**Objective:**
Return all lines below containing the word "Login".

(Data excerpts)
______
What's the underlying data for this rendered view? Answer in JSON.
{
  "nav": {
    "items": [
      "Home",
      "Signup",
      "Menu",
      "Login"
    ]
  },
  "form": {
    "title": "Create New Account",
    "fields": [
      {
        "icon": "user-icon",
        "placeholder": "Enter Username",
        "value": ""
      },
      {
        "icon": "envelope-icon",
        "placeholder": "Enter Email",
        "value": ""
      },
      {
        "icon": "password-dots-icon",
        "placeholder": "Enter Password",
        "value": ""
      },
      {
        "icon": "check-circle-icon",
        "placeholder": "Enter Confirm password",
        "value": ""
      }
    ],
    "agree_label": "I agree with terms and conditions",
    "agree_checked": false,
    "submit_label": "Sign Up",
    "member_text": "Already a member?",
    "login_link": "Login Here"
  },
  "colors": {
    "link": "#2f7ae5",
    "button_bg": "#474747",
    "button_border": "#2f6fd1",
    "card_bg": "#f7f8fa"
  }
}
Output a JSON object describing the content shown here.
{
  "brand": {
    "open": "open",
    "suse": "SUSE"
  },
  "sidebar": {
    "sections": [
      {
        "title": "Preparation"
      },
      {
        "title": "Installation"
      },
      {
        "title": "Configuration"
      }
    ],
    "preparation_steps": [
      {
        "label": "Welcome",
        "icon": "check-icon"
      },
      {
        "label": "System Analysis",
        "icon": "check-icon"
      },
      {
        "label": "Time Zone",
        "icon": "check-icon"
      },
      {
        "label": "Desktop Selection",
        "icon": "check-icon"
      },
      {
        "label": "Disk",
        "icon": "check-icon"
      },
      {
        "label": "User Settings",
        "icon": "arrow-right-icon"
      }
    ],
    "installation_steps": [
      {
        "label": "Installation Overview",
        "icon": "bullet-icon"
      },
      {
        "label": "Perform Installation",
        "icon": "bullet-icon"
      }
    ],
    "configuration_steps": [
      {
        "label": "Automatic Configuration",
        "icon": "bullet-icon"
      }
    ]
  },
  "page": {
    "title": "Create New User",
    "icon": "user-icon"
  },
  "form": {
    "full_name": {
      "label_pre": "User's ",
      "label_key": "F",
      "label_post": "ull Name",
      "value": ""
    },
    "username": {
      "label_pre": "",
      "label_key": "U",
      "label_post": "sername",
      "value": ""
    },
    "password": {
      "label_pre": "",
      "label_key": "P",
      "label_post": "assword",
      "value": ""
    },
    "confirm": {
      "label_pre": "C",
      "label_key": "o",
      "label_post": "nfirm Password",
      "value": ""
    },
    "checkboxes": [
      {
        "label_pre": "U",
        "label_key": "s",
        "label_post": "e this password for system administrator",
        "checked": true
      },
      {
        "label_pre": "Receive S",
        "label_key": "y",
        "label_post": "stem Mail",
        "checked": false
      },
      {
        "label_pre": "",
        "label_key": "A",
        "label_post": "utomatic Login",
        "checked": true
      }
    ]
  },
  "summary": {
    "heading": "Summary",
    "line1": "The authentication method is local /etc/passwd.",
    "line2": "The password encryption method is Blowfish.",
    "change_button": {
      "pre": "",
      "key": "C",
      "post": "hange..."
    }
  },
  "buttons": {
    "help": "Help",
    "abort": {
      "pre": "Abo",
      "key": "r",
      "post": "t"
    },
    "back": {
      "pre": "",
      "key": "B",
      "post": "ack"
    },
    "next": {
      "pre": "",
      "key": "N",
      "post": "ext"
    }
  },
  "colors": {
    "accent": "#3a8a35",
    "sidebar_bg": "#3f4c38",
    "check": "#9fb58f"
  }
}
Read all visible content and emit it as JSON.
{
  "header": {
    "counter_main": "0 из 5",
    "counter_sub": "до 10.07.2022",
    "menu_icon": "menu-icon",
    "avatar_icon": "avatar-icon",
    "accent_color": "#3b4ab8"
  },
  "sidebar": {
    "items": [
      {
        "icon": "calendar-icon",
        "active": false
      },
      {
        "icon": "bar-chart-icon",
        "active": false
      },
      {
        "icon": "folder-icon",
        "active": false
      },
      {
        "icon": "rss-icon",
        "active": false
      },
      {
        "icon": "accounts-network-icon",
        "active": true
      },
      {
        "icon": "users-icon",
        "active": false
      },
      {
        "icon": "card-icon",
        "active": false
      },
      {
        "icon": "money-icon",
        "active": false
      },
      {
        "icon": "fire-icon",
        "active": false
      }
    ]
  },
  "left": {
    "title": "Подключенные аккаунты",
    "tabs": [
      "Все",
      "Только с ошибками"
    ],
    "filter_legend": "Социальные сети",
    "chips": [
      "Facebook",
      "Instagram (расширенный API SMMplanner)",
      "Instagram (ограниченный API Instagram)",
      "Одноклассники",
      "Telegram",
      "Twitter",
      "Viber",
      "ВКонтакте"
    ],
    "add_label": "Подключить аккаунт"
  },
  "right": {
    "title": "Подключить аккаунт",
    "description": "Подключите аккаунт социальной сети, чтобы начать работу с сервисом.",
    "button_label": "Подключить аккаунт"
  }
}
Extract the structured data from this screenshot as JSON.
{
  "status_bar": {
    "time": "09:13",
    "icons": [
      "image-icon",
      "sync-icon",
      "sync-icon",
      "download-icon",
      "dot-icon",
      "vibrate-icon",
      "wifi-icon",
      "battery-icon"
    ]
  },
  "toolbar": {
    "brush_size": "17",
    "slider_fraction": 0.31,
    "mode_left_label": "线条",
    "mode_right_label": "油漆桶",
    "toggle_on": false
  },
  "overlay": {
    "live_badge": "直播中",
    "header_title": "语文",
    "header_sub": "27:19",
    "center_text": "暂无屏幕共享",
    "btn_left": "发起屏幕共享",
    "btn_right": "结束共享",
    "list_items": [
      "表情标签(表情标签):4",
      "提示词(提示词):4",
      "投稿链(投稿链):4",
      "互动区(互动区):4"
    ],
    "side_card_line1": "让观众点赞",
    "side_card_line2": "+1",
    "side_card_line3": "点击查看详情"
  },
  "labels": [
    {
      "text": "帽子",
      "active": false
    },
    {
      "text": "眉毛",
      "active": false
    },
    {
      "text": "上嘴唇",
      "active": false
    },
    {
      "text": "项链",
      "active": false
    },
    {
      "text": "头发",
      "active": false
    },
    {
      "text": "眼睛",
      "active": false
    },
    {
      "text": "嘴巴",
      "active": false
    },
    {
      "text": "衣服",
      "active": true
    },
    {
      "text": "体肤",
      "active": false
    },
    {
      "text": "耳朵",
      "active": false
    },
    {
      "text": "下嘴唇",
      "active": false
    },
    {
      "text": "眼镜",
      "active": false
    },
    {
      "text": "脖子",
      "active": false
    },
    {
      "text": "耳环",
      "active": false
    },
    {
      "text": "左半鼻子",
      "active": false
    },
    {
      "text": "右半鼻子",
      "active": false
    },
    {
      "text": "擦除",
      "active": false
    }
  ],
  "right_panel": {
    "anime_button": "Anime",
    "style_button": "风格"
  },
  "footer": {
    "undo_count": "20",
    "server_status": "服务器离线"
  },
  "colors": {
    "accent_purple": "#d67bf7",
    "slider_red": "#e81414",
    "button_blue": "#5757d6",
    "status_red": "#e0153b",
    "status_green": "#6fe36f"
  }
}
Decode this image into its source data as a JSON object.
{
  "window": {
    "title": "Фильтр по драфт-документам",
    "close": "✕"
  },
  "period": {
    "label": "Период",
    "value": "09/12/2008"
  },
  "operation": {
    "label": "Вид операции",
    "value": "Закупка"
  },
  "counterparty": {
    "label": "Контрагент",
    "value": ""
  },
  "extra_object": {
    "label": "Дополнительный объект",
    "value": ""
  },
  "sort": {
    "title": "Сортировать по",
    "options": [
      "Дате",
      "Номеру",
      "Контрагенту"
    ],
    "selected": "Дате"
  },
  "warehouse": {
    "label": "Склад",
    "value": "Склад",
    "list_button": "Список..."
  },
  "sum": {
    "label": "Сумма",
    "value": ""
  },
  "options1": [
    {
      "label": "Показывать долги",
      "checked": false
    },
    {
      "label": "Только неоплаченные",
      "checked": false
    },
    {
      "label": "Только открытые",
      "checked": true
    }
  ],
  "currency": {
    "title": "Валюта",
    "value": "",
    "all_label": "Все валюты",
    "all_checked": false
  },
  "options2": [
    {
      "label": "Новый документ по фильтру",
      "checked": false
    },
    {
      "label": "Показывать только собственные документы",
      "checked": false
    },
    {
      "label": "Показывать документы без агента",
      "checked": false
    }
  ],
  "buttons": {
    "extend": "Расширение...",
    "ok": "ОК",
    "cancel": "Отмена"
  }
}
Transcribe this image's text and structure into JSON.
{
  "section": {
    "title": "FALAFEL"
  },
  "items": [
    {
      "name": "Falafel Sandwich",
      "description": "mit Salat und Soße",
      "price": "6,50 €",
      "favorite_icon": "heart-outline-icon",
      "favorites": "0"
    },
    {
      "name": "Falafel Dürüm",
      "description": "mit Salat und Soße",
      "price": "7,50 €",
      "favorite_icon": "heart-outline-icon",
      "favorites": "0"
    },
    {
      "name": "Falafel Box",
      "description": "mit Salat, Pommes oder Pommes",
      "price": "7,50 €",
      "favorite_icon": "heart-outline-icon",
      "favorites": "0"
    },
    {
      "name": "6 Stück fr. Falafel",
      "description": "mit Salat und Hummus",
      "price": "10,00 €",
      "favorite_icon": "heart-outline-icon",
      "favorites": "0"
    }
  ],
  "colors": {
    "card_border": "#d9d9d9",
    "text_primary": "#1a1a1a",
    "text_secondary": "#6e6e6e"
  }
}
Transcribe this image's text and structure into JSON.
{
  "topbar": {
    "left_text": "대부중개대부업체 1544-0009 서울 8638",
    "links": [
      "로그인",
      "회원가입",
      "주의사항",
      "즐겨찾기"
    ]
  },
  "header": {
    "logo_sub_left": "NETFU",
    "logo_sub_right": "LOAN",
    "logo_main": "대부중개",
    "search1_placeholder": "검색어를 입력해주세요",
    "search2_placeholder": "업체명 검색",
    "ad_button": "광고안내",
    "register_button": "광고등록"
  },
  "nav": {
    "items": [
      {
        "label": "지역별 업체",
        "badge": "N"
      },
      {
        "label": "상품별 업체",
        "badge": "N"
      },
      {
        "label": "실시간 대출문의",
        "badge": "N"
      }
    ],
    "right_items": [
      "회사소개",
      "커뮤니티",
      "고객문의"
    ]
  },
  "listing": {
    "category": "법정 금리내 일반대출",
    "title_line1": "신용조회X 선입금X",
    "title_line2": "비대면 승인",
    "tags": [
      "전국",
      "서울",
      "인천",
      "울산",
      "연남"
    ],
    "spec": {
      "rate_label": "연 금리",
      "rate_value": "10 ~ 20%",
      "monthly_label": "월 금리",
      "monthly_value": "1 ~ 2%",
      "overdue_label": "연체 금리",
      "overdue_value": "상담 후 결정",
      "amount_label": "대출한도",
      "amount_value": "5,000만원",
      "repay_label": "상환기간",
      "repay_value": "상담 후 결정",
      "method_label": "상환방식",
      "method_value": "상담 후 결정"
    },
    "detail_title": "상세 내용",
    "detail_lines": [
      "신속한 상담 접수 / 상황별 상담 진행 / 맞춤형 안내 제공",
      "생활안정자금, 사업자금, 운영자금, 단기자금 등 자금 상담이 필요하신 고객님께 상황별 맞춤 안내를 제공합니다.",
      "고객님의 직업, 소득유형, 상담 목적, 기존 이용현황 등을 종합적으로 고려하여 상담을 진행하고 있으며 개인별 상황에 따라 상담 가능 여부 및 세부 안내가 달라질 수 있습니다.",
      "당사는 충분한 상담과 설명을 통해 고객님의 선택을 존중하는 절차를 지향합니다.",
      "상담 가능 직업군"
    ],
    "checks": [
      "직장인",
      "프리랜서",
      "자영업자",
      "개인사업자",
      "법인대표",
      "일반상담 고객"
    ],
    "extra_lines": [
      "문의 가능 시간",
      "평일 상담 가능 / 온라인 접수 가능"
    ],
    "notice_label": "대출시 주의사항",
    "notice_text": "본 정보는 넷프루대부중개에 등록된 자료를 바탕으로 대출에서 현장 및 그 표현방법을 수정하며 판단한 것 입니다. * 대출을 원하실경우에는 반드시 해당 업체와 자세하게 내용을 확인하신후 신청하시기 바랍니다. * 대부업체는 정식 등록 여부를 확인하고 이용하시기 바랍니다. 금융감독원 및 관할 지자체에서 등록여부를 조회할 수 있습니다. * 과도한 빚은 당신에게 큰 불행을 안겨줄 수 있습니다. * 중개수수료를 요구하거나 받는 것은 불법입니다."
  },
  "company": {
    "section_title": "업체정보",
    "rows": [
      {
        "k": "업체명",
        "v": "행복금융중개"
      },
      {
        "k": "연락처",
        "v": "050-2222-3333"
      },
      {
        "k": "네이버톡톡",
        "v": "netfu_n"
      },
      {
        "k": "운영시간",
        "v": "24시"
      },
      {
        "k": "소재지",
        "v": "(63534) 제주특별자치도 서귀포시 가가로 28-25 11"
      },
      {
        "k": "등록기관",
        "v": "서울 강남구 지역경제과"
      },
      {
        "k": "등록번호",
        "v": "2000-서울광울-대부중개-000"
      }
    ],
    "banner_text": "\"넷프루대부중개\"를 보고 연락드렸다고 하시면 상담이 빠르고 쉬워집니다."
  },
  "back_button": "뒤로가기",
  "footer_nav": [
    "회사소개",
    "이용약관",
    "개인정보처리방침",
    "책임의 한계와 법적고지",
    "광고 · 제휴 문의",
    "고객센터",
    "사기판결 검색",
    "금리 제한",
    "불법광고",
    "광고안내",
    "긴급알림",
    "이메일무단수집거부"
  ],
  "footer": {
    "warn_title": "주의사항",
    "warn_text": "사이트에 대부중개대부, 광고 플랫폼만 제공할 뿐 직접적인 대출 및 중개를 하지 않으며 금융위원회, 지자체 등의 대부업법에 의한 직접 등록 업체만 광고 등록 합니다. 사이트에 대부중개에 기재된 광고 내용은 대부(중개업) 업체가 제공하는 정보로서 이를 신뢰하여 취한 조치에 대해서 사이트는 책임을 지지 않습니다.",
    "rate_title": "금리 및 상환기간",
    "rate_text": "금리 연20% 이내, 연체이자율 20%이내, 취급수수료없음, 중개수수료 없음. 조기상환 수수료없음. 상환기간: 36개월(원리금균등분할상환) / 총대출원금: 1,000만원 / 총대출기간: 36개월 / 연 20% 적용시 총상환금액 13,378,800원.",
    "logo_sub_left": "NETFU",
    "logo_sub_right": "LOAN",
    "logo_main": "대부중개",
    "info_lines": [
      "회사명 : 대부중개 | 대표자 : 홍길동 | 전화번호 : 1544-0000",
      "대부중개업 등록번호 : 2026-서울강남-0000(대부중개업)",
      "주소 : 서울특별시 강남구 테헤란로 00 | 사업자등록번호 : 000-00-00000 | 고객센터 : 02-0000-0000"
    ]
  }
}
______
**Result below:**
      "Login"
    "login_link": "Login Here"
        "label_post": "utomatic Login",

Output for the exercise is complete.